[What this task involves]:
Whenever a line in the data holds the string "hypogastric", copy that line.

[Available data]:
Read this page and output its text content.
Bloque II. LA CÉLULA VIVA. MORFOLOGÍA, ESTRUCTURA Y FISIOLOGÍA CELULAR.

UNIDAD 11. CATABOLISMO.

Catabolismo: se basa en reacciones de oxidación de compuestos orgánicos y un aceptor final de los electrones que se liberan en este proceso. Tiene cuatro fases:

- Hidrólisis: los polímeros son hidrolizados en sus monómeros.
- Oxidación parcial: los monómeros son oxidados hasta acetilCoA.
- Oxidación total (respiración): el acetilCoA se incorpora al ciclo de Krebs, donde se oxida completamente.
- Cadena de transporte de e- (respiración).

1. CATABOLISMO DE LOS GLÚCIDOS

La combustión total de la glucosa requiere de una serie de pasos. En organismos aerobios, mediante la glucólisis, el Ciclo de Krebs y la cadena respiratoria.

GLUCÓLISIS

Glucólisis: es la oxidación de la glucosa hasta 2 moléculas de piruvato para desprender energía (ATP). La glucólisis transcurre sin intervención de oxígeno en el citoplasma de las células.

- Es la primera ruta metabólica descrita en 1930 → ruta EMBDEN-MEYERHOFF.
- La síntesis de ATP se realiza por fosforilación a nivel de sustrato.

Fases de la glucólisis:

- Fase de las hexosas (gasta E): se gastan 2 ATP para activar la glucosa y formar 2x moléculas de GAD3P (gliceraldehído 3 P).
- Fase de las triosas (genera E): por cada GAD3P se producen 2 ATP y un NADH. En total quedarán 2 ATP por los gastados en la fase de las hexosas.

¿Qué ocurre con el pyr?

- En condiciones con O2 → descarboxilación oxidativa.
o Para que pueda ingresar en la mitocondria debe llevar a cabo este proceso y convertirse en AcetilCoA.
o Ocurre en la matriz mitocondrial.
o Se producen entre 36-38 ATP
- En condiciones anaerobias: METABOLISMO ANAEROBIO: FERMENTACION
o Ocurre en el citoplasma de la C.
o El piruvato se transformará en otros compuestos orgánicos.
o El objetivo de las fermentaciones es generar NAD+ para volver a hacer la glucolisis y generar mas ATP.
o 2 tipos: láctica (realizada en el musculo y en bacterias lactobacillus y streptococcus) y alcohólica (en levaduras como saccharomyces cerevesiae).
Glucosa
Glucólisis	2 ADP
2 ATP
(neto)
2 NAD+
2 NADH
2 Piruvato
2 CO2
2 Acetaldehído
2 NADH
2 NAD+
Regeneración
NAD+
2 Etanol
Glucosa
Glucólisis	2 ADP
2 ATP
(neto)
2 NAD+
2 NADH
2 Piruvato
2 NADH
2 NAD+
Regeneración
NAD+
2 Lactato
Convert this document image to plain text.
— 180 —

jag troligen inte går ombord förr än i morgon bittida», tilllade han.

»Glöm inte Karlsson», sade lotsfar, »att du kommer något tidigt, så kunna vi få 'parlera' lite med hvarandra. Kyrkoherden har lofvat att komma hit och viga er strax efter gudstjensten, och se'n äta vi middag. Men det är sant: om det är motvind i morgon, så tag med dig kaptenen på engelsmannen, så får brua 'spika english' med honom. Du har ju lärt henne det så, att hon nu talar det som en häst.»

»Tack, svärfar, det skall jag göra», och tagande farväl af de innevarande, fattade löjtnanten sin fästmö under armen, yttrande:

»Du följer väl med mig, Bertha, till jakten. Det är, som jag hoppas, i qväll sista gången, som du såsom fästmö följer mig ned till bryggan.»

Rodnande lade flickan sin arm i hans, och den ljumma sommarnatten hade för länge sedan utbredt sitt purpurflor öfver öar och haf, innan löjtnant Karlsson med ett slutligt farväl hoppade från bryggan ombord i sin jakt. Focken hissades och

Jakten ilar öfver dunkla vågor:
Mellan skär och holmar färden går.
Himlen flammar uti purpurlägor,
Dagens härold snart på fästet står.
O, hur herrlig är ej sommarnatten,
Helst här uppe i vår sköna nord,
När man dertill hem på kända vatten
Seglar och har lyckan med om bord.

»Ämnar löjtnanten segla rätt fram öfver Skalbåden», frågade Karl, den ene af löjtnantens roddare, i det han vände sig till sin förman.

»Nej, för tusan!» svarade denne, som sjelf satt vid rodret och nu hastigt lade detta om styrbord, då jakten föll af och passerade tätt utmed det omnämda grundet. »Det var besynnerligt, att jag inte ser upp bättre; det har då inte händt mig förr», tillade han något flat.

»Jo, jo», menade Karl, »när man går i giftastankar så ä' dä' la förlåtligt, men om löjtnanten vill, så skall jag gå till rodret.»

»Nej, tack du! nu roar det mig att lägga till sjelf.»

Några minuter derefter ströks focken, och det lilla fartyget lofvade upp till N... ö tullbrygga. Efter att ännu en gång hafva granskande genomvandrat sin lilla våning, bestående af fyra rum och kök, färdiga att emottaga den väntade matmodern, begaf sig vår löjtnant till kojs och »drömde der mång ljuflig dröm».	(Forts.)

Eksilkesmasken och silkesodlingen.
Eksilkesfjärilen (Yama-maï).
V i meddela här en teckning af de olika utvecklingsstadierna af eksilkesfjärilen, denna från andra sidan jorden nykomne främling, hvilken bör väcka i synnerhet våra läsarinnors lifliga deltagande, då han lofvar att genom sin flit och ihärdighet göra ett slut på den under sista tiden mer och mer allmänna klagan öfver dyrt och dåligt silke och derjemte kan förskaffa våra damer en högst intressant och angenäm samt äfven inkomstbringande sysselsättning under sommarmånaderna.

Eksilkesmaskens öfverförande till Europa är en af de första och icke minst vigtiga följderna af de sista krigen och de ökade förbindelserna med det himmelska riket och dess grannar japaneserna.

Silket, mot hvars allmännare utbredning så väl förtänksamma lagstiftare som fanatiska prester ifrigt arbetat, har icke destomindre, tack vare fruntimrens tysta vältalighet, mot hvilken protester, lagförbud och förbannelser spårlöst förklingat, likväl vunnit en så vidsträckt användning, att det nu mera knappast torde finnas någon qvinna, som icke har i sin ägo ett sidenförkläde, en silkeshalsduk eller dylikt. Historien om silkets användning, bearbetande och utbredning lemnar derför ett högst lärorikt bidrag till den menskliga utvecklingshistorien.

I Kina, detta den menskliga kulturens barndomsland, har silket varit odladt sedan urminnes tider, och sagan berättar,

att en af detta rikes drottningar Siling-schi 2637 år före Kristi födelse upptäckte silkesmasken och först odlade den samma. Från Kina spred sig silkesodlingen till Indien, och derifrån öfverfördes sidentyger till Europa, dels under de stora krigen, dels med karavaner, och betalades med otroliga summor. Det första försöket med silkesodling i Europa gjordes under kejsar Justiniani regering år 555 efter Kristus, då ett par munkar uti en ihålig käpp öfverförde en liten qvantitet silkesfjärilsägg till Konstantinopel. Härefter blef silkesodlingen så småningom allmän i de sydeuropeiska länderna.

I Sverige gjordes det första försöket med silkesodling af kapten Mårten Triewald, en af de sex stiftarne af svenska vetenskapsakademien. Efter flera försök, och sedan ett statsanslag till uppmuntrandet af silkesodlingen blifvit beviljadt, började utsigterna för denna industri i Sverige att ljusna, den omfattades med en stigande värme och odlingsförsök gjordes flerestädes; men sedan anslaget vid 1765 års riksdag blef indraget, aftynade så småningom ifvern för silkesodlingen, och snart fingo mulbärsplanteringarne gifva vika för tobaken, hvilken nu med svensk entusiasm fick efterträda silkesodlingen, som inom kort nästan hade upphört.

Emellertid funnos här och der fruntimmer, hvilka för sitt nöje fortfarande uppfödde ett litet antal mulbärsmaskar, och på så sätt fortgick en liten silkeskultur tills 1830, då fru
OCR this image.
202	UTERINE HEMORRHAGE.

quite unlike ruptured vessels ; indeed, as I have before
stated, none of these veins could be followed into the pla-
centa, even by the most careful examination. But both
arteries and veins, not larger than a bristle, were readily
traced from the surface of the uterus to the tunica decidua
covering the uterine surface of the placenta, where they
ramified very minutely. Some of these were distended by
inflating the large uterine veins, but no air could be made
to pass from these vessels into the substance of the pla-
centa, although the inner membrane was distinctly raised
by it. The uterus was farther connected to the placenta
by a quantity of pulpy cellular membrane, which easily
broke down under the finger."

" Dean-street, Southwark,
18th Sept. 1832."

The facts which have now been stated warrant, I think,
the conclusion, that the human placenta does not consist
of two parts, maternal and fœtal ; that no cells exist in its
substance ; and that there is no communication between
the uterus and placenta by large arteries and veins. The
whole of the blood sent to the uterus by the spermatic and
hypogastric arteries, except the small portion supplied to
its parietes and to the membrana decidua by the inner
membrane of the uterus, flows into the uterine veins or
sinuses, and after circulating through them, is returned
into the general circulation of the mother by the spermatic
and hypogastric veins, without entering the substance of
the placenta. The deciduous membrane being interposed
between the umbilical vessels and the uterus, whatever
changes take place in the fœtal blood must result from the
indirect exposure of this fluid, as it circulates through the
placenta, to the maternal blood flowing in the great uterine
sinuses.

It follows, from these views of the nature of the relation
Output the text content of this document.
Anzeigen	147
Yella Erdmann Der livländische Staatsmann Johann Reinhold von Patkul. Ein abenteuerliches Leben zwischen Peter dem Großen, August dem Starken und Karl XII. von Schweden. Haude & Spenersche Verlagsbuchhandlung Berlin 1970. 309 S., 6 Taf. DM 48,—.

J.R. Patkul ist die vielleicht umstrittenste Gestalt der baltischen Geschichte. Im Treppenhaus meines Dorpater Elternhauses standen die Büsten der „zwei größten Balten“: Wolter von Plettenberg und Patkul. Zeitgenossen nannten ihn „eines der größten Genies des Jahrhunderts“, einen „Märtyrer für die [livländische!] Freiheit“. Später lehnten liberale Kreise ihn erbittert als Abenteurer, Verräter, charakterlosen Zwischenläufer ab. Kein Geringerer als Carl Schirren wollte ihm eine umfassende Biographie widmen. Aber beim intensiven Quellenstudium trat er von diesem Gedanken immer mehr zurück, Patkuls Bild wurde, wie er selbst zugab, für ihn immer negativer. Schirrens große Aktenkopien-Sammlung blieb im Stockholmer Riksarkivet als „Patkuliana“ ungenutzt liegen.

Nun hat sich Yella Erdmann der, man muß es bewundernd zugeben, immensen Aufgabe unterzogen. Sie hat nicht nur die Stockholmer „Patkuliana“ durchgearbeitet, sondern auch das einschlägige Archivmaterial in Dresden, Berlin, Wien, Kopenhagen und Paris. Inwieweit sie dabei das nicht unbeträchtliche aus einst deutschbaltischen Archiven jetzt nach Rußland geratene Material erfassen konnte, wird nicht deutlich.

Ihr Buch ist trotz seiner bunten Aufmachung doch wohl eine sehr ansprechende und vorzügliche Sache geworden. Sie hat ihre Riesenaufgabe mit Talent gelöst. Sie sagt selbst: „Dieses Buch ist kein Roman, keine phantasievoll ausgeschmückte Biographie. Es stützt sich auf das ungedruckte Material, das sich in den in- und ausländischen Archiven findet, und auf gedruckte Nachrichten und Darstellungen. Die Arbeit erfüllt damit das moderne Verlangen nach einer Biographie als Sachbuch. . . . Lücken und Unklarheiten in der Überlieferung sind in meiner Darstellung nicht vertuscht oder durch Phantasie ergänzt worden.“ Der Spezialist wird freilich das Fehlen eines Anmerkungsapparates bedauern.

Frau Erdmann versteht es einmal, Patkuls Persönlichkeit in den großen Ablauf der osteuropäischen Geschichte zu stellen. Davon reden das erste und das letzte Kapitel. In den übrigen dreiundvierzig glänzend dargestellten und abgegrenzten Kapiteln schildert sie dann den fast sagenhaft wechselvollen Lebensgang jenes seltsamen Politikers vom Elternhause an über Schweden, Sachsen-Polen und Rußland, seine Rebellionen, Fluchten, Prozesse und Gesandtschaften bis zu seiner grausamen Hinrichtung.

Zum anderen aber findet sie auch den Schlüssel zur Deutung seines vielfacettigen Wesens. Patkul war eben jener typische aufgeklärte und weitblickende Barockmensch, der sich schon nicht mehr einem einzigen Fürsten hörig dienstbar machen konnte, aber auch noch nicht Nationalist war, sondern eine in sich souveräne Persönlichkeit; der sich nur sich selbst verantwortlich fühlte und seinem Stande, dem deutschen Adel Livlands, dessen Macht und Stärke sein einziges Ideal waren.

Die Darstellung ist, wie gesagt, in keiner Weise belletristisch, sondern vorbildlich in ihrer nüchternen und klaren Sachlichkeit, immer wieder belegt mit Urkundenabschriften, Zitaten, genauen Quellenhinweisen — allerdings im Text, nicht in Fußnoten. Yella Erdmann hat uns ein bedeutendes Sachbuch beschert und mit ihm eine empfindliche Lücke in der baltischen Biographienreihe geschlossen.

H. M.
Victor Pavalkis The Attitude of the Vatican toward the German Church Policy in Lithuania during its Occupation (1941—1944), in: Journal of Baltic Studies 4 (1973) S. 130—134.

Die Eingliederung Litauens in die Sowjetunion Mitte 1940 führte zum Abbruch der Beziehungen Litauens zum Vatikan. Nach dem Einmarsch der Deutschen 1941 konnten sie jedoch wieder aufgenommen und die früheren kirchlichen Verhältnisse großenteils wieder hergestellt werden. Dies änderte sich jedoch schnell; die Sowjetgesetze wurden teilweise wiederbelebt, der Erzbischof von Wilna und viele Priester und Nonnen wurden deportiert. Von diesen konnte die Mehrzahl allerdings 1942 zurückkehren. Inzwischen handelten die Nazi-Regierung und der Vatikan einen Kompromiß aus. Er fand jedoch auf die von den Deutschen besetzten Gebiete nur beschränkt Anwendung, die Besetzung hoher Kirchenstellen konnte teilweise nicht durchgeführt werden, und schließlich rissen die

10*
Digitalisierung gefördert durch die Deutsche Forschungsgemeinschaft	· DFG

[Answer for this exercise]:
hypogastric arteries, except the small portion supplied to
and hypogastric veins, without entering the substance of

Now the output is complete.